Written problem: Reply with nothing except the number of lines that contain the word "import".

------ Exercise input

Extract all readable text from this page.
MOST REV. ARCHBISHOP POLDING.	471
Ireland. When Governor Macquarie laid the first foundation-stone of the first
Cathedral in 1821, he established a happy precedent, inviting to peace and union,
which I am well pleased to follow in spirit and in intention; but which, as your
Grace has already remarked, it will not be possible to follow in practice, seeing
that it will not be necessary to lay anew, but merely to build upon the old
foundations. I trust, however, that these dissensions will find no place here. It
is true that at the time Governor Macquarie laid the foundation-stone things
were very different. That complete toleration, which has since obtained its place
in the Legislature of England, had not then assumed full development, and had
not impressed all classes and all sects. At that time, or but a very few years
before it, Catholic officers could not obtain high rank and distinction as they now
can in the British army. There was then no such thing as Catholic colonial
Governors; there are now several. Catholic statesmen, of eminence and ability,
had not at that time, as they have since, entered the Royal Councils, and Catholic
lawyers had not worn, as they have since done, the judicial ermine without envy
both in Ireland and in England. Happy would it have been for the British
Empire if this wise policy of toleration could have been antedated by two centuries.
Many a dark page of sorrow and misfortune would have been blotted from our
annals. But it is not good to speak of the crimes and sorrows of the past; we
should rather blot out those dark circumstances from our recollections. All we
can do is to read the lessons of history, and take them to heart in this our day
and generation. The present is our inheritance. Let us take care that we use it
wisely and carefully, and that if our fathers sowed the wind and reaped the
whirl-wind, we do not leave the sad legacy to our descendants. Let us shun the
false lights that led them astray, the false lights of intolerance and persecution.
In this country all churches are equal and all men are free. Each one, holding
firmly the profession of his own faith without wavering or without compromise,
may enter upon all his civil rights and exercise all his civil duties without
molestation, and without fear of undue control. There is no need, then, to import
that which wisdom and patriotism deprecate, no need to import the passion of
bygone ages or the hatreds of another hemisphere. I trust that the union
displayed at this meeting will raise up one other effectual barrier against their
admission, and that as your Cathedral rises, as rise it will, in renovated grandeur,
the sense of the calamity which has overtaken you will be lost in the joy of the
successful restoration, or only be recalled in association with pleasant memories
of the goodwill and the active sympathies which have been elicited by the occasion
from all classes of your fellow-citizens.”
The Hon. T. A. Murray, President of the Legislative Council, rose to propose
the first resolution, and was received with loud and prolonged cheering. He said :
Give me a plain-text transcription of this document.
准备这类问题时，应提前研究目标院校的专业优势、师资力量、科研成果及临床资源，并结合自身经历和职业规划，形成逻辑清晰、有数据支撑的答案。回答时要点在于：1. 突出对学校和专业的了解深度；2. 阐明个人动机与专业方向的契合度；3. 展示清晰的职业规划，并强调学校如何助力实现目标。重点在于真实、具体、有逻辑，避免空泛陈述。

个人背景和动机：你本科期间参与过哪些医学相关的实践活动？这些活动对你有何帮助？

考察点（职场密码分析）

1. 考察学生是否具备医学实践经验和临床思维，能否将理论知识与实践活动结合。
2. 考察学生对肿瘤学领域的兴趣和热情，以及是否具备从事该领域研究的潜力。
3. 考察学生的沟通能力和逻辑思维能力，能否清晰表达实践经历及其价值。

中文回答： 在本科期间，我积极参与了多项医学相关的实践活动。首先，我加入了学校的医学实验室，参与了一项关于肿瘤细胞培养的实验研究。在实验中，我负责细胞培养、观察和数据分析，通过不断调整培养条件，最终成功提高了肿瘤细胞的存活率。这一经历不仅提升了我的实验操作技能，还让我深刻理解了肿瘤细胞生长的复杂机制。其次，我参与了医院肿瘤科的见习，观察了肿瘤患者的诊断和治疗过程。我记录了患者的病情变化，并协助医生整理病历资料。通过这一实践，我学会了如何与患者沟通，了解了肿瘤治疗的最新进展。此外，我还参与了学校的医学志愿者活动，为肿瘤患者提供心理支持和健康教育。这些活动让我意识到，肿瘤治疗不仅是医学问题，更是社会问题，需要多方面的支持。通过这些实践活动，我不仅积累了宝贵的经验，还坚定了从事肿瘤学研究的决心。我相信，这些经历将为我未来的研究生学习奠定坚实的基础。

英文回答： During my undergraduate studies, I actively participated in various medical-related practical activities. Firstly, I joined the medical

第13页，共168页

------------

Answer for the task: 2